**REQUIRED WORK**: Each line that holds the word "frac" counts once; report how many lines do so and nothing else.

[Begin]

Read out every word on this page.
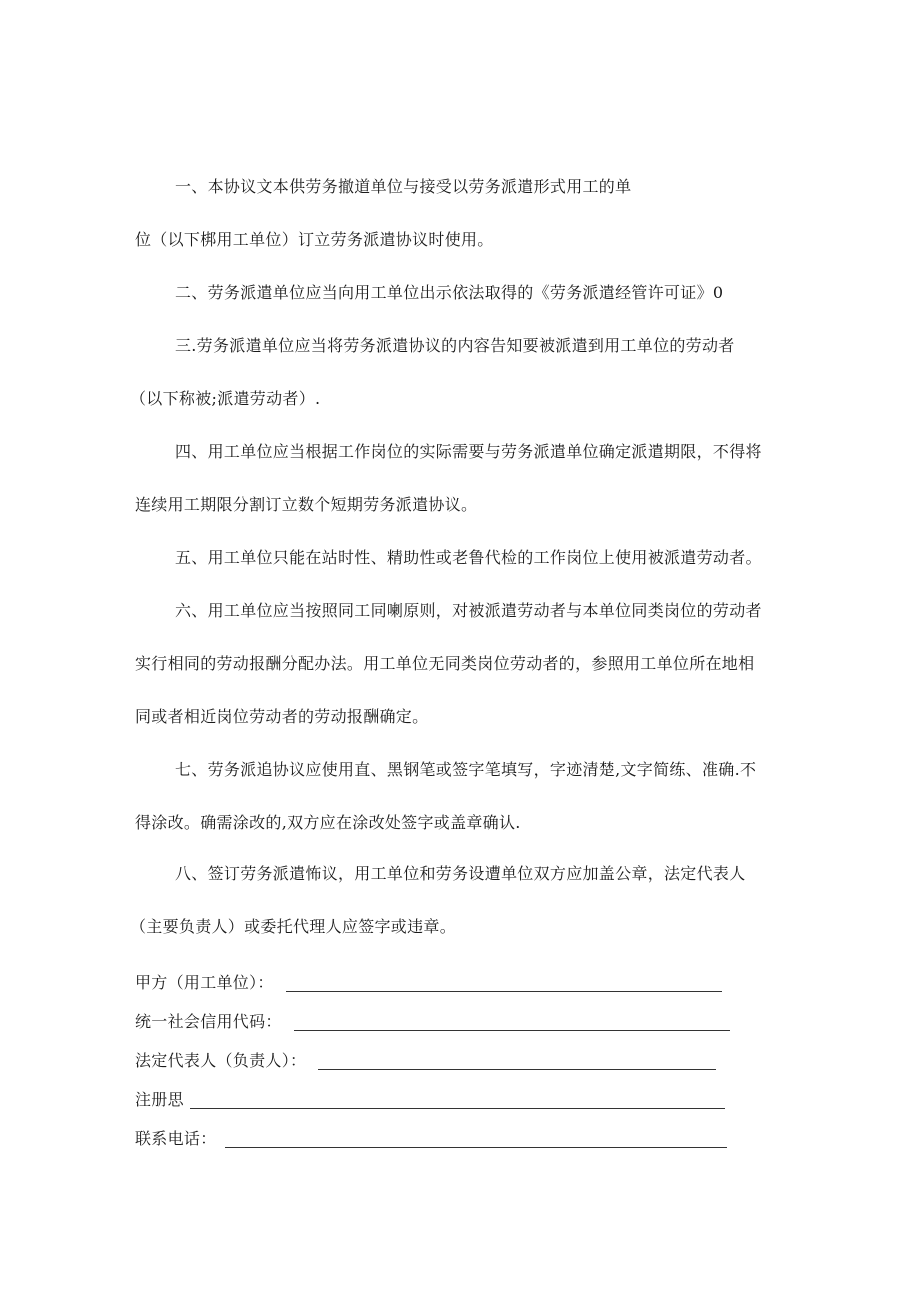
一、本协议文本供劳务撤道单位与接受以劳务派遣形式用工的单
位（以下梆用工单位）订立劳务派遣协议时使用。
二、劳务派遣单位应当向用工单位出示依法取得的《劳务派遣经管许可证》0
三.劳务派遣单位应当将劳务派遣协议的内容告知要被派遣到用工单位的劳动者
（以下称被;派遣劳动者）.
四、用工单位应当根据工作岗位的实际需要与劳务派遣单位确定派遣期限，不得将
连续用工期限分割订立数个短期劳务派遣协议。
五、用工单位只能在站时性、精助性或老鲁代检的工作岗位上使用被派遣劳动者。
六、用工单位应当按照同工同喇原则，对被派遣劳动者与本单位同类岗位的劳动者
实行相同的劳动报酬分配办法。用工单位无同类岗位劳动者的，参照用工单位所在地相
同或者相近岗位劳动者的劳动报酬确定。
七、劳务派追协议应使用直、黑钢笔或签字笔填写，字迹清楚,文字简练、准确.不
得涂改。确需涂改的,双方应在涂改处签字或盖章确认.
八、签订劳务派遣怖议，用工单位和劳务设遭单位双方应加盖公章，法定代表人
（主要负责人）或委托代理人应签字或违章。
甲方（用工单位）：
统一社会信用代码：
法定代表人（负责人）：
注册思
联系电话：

[End]
[Begin]

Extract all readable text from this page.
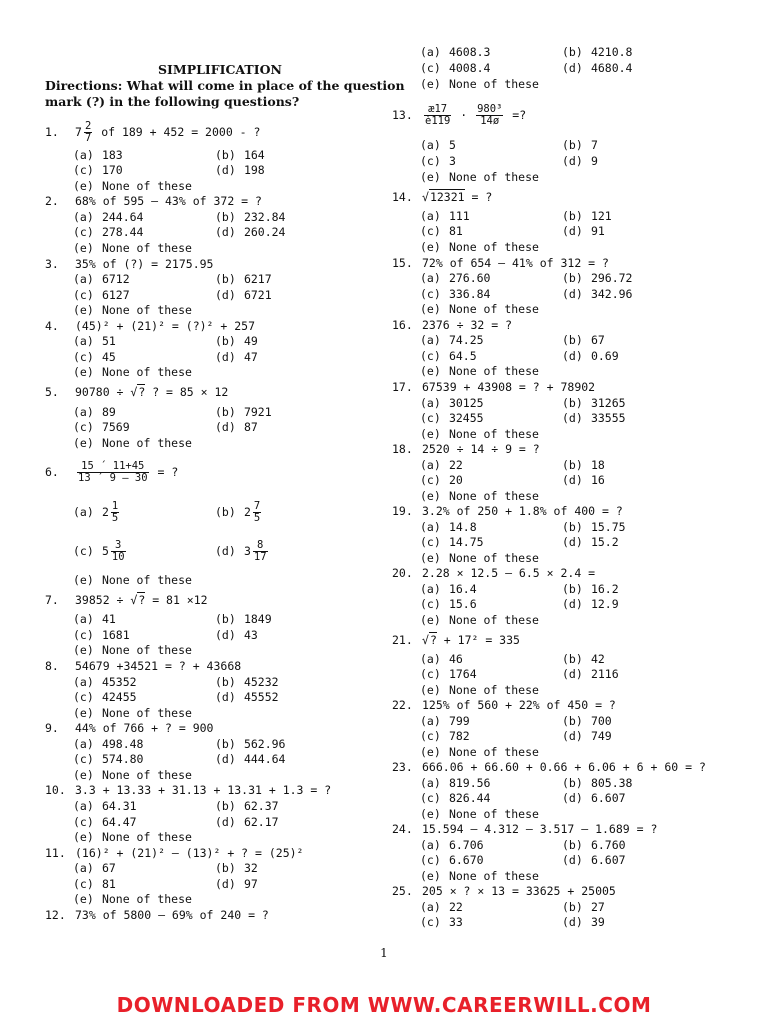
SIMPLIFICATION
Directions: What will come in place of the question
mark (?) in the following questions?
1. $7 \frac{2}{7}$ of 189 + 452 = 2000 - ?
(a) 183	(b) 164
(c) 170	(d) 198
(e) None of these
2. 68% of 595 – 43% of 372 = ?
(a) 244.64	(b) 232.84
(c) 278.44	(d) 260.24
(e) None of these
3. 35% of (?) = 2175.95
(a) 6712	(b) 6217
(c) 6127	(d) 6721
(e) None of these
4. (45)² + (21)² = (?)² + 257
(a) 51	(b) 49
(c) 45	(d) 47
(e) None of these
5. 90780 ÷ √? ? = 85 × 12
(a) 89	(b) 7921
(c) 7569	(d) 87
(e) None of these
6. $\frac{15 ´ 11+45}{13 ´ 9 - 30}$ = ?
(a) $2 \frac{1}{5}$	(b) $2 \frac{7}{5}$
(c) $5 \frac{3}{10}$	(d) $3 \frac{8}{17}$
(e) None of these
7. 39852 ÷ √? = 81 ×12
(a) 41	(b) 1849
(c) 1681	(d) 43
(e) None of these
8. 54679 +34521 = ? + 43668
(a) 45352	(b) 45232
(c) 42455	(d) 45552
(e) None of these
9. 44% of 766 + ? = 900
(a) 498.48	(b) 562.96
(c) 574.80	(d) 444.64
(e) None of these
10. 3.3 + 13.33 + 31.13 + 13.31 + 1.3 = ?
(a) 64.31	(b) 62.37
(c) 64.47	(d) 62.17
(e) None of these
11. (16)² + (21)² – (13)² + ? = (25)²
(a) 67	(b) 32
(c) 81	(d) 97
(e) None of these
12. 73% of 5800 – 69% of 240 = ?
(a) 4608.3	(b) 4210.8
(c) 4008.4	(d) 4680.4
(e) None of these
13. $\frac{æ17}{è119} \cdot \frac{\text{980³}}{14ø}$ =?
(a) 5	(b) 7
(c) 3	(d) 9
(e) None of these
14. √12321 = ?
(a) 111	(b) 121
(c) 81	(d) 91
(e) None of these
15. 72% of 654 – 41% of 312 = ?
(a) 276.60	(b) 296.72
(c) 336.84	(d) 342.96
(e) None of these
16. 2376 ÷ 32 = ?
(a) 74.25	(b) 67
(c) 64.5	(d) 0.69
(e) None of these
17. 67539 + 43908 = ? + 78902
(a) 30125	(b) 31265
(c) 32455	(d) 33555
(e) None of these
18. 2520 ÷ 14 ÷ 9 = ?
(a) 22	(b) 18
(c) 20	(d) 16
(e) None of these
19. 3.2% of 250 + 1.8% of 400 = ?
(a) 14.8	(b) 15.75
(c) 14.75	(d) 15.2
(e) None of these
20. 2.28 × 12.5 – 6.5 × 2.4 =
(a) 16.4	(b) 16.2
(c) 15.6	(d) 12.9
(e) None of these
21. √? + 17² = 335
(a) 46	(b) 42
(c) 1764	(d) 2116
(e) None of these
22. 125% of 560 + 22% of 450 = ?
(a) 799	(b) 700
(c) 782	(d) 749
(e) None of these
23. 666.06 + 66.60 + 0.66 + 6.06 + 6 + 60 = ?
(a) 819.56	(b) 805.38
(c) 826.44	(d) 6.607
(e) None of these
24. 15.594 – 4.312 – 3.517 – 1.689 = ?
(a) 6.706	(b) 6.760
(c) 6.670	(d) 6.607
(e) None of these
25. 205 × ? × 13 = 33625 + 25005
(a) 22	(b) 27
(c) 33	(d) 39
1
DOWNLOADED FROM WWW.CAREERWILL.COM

[End]

**EXERCISE SOLUTION**: 5